- _Problem to solve_:
Your task is to print every entry below exactly as given.

(Extracted records)
•••••

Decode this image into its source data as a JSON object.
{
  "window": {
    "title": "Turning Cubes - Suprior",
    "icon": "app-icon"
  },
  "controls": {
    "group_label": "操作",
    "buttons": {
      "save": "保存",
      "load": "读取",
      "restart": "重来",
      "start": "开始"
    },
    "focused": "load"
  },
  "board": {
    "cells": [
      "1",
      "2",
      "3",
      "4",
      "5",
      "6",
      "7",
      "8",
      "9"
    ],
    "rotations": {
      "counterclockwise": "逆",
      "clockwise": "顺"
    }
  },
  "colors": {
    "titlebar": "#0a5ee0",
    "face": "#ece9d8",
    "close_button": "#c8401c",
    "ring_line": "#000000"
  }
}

•••••

- _Answer in full_:
Decode this image into its source data as a JSON object.
{
  "window": {
    "title": "Turning Cubes - Suprior",
    "icon": "app-icon"
  },
  "controls": {
    "group_label": "操作",
    "buttons": {
      "save": "保存",
      "load": "读取",
      "restart": "重来",
      "start": "开始"
    },
    "focused": "load"
  },
  "board": {
    "cells": [
      "1",
      "2",
      "3",
      "4",
      "5",
      "6",
      "7",
      "8",
      "9"
    ],
    "rotations": {
      "counterclockwise": "逆",
      "clockwise": "顺"
    }
  },
  "colors": {
    "titlebar": "#0a5ee0",
    "face": "#ece9d8",
    "close_button": "#c8401c",
    "ring_line": "#000000"
  }
}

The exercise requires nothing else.